[Items from a data source]
------------------------------
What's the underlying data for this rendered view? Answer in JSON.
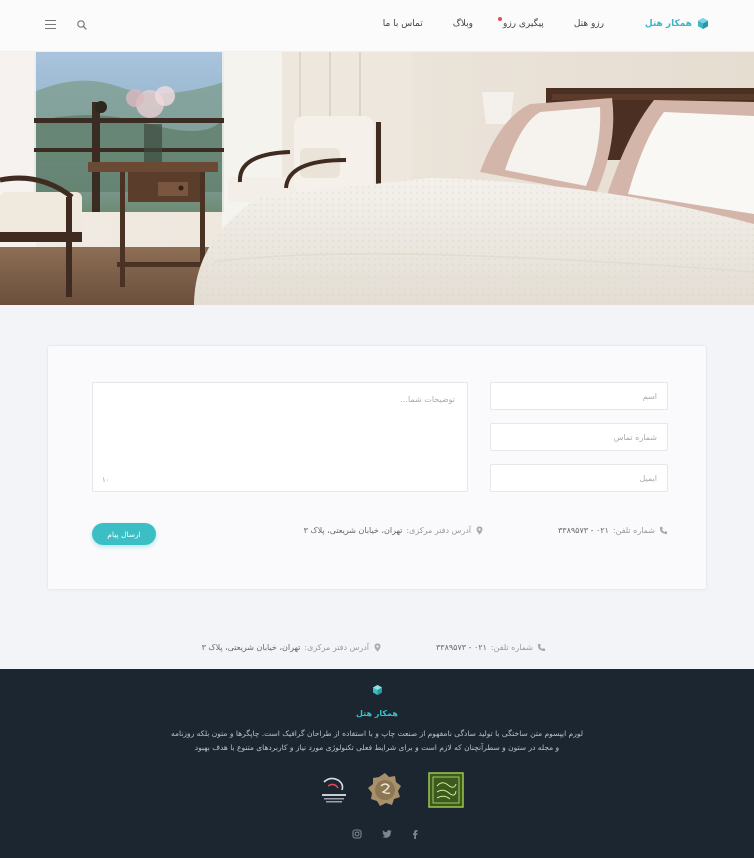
{
  "brand": {
    "name": "همکار هتل"
  },
  "nav": {
    "items": [
      {
        "label": "رزو هتل"
      },
      {
        "label": "پیگیری رزو"
      },
      {
        "label": "وبلاگ"
      },
      {
        "label": "تماس با ما"
      }
    ]
  },
  "form": {
    "name_placeholder": "اسم",
    "phone_placeholder": "شماره تماس",
    "email_placeholder": "ایمیل",
    "message_placeholder": "توضیحات شما...",
    "counter": "۱۰",
    "submit_label": "ارسال پیام"
  },
  "contact": {
    "phone_label": "شماره تلفن:",
    "phone_value": "۰۲۱ - ۳۳۸۹۵۷۳",
    "address_label": "آدرس دفتر مرکزی:",
    "address_value": "تهران، خیابان شریعتی، پلاک ۳"
  },
  "footer": {
    "brand": "همکار هتل",
    "description_line1": "لورم ایپسوم متن ساختگی با تولید سادگی نامفهوم از صنعت چاپ و با استفاده از طراحان گرافیک است. چاپگرها و متون بلکه روزنامه",
    "description_line2": "و مجله در ستون و سطرآنچنان که لازم است و برای شرایط فعلی تکنولوژی مورد نیاز و کاربردهای متنوع با هدف بهبود"
  },
  "colors": {
    "accent": "#3bbfc5",
    "footer_bg": "#1c2631",
    "page_bg": "#f3f4f8",
    "nav_dot": "#e94b5b"
  },
  "icons": {
    "logo": "hexagon-cube-icon",
    "search": "search-icon",
    "menu": "hamburger-menu-icon",
    "phone": "phone-icon",
    "location": "map-pin-icon",
    "social": [
      "facebook-icon",
      "twitter-icon",
      "instagram-icon"
    ]
  }
}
------------------------------
Print every entry above again without changing a word, and omit the pictures.

What's the underlying data for this rendered view? Answer in JSON.
{
  "brand": {
    "name": "همکار هتل"
  },
  "nav": {
    "items": [
      {
        "label": "رزو هتل"
      },
      {
        "label": "پیگیری رزو"
      },
      {
        "label": "وبلاگ"
      },
      {
        "label": "تماس با ما"
      }
    ]
  },
  "form": {
    "name_placeholder": "اسم",
    "phone_placeholder": "شماره تماس",
    "email_placeholder": "ایمیل",
    "message_placeholder": "توضیحات شما...",
    "counter": "۱۰",
    "submit_label": "ارسال پیام"
  },
  "contact": {
    "phone_label": "شماره تلفن:",
    "phone_value": "۰۲۱ - ۳۳۸۹۵۷۳",
    "address_label": "آدرس دفتر مرکزی:",
    "address_value": "تهران، خیابان شریعتی، پلاک ۳"
  },
  "footer": {
    "brand": "همکار هتل",
    "description_line1": "لورم ایپسوم متن ساختگی با تولید سادگی نامفهوم از صنعت چاپ و با استفاده از طراحان گرافیک است. چاپگرها و متون بلکه روزنامه",
    "description_line2": "و مجله در ستون و سطرآنچنان که لازم است و برای شرایط فعلی تکنولوژی مورد نیاز و کاربردهای متنوع با هدف بهبود"
  },
  "colors": {
    "accent": "#3bbfc5",
    "footer_bg": "#1c2631",
    "page_bg": "#f3f4f8",
    "nav_dot": "#e94b5b"
  },
  "icons": {
    "logo": "hexagon-cube-icon",
    "search": "search-icon",
    "menu": "hamburger-menu-icon",
    "phone": "phone-icon",
    "location": "map-pin-icon",
    "social": [
      "facebook-icon",
      "twitter-icon",
      "instagram-icon"
    ]
  }
}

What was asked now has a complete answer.